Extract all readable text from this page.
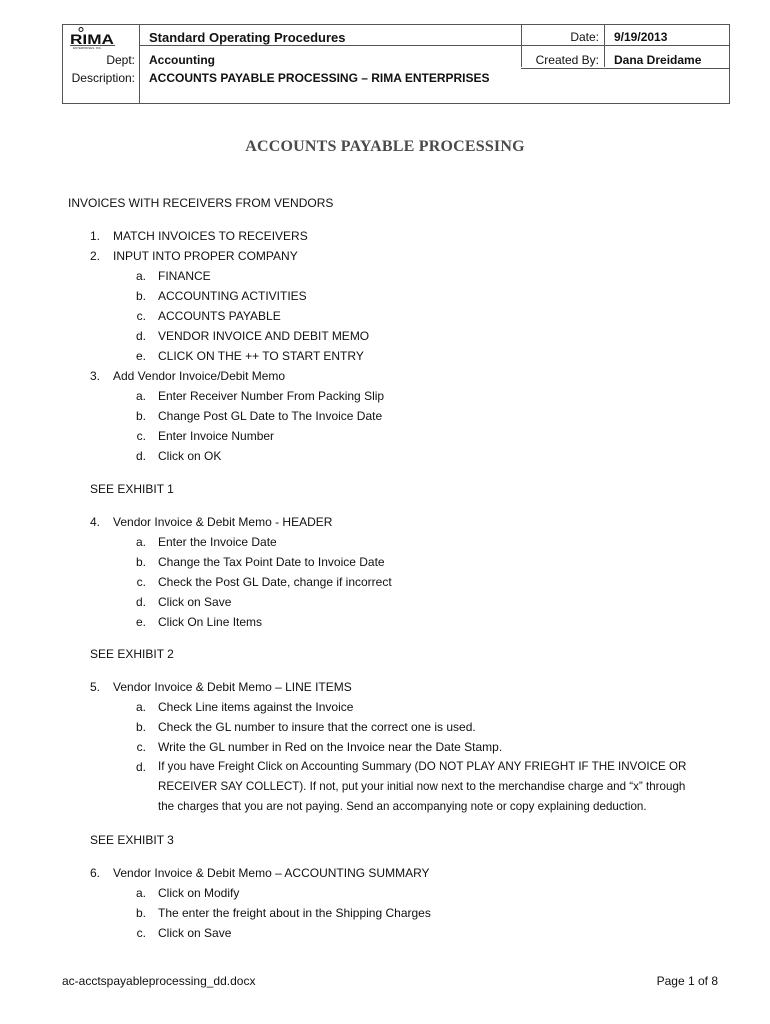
RIMA
ENTERPRISES, INC.
Standard Operating Procedures	Date: 9/19/2013
Dept: Accounting	Created By: Dana Dreidame
Description: ACCOUNTS PAYABLE PROCESSING – RIMA ENTERPRISES
ACCOUNTS PAYABLE PROCESSING
INVOICES WITH RECEIVERS FROM VENDORS
1. MATCH INVOICES TO RECEIVERS
2. INPUT INTO PROPER COMPANY
a. FINANCE
b. ACCOUNTING ACTIVITIES
c. ACCOUNTS PAYABLE
d. VENDOR INVOICE AND DEBIT MEMO
e. CLICK ON THE ++ TO START ENTRY
3. Add Vendor Invoice/Debit Memo
a. Enter Receiver Number From Packing Slip
b. Change Post GL Date to The Invoice Date
c. Enter Invoice Number
d. Click on OK
SEE EXHIBIT 1
4. Vendor Invoice & Debit Memo - HEADER
a. Enter the Invoice Date
b. Change the Tax Point Date to Invoice Date
c. Check the Post GL Date, change if incorrect
d. Click on Save
e. Click On Line Items
SEE EXHIBIT 2
5. Vendor Invoice & Debit Memo – LINE ITEMS
a. Check Line items against the Invoice
b. Check the GL number to insure that the correct one is used.
c. Write the GL number in Red on the Invoice near the Date Stamp.
d. If you have Freight Click on Accounting Summary (DO NOT PLAY ANY FRIEGHT IF THE INVOICE OR
RECEIVER SAY COLLECT). If not, put your initial now next to the merchandise charge and “x” through
the charges that you are not paying. Send an accompanying note or copy explaining deduction.
SEE EXHIBIT 3
6. Vendor Invoice & Debit Memo – ACCOUNTING SUMMARY
a. Click on Modify
b. The enter the freight about in the Shipping Charges
c. Click on Save
ac-acctspayableprocessing_dd.docx	Page 1 of 8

-*-

Copy the whole listing above word for word but do not carry over the pictures.

Extract all readable text from this page.
RIMA
ENTERPRISES, INC.
Standard Operating Procedures	Date: 9/19/2013
Dept: Accounting	Created By: Dana Dreidame
Description: ACCOUNTS PAYABLE PROCESSING – RIMA ENTERPRISES
ACCOUNTS PAYABLE PROCESSING
INVOICES WITH RECEIVERS FROM VENDORS
1. MATCH INVOICES TO RECEIVERS
2. INPUT INTO PROPER COMPANY
a. FINANCE
b. ACCOUNTING ACTIVITIES
c. ACCOUNTS PAYABLE
d. VENDOR INVOICE AND DEBIT MEMO
e. CLICK ON THE ++ TO START ENTRY
3. Add Vendor Invoice/Debit Memo
a. Enter Receiver Number From Packing Slip
b. Change Post GL Date to The Invoice Date
c. Enter Invoice Number
d. Click on OK
SEE EXHIBIT 1
4. Vendor Invoice & Debit Memo - HEADER
a. Enter the Invoice Date
b. Change the Tax Point Date to Invoice Date
c. Check the Post GL Date, change if incorrect
d. Click on Save
e. Click On Line Items
SEE EXHIBIT 2
5. Vendor Invoice & Debit Memo – LINE ITEMS
a. Check Line items against the Invoice
b. Check the GL number to insure that the correct one is used.
c. Write the GL number in Red on the Invoice near the Date Stamp.
d. If you have Freight Click on Accounting Summary (DO NOT PLAY ANY FRIEGHT IF THE INVOICE OR
RECEIVER SAY COLLECT). If not, put your initial now next to the merchandise charge and “x” through
the charges that you are not paying. Send an accompanying note or copy explaining deduction.
SEE EXHIBIT 3
6. Vendor Invoice & Debit Memo – ACCOUNTING SUMMARY
a. Click on Modify
b. The enter the freight about in the Shipping Charges
c. Click on Save
ac-acctspayableprocessing_dd.docx	Page 1 of 8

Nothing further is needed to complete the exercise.